▶ **WHAT NEEDS TO BE DONE**: Substitute "record-date" for "entry-date" in the records from their start through the line containing "506, 419, 548]". Reproduce only those lines, changing nothing else.

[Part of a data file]
<<<<
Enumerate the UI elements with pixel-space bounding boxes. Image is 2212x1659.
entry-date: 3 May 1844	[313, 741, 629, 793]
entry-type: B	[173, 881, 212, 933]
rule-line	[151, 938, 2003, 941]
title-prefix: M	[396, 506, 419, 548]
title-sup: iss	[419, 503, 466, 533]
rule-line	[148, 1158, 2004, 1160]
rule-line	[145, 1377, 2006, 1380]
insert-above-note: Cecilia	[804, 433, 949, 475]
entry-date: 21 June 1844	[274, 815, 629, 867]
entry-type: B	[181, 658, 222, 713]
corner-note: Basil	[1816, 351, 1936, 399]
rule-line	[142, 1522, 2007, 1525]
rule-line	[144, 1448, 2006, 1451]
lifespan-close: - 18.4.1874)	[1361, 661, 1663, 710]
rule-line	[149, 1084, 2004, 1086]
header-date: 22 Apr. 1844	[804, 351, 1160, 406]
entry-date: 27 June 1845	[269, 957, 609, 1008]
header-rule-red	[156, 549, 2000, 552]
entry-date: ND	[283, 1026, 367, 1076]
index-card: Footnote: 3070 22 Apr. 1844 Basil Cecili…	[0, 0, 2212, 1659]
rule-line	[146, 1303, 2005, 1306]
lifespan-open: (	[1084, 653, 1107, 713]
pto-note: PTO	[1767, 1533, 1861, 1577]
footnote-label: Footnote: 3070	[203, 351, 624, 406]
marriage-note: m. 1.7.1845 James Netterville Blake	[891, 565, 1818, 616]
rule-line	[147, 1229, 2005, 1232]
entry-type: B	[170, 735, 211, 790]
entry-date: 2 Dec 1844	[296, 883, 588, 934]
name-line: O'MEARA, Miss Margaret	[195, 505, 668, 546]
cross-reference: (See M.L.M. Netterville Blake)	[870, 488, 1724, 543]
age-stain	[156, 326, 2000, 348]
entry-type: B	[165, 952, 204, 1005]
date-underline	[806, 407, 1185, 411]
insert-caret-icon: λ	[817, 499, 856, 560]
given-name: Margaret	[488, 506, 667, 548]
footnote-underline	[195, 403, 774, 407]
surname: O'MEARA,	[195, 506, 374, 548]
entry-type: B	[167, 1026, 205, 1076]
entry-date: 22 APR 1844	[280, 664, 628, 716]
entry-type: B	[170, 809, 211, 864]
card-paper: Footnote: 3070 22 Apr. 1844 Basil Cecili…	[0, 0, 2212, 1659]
>>>>
▶ **RESULT FOR THIS EXERCISE**:
Enumerate the UI elements with pixel-space bounding boxes. Image is 2212x1659.
record-date: 3 May 1844	[313, 741, 629, 793]
entry-type: B	[173, 881, 212, 933]
rule-line	[151, 938, 2003, 941]
title-prefix: M	[396, 506, 419, 548]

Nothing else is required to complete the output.